[Dataset listings of figures]
········

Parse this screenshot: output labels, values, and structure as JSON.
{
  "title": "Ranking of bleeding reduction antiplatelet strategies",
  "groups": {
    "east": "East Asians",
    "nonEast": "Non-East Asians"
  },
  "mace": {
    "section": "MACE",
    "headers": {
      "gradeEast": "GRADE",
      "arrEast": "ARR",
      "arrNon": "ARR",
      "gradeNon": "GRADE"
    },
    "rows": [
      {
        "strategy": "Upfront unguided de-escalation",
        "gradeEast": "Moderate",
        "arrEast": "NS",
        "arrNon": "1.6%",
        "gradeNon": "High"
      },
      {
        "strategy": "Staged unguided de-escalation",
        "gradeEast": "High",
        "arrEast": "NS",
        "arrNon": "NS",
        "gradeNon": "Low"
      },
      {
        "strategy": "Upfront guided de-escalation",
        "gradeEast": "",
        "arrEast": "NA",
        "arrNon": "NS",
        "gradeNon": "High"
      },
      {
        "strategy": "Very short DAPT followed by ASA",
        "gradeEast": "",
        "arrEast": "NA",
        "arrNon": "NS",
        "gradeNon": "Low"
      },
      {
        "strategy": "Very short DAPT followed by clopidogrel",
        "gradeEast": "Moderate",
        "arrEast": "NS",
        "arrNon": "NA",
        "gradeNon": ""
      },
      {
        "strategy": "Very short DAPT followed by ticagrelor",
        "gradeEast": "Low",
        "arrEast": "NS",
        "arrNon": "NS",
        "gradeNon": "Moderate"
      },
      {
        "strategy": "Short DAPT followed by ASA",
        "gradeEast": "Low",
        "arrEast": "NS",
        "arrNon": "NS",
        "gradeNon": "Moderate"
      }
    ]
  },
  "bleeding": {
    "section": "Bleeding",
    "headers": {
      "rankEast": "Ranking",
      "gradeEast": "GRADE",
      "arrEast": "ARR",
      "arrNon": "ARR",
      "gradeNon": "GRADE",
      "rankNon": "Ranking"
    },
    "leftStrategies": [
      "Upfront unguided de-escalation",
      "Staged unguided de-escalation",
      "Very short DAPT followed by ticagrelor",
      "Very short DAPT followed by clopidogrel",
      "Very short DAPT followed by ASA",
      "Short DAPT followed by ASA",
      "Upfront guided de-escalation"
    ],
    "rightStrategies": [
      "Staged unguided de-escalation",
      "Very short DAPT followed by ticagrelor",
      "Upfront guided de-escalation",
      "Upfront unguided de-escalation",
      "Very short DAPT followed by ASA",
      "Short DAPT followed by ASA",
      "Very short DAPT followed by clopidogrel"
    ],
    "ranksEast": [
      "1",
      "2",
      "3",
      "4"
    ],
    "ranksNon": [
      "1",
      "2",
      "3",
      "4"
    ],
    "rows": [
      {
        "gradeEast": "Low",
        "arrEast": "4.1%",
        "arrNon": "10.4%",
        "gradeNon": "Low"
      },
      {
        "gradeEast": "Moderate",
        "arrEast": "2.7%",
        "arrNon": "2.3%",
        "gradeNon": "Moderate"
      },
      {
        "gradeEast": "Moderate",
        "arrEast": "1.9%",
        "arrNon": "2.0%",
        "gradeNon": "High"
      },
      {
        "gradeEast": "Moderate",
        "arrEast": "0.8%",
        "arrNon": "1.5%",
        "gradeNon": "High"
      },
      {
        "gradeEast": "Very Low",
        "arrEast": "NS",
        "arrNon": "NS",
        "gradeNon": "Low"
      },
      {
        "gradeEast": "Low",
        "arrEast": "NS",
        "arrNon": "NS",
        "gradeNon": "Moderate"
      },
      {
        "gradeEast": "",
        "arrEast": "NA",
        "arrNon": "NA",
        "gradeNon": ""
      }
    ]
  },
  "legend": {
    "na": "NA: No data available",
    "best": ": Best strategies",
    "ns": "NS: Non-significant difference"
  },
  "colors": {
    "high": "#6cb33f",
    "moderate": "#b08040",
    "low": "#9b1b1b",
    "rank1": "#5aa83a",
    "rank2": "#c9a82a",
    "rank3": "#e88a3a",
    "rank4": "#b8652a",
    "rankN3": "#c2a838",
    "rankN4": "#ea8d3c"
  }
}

········

Count every line in the data that contains the word "Asians", then give that count and nothing else.

2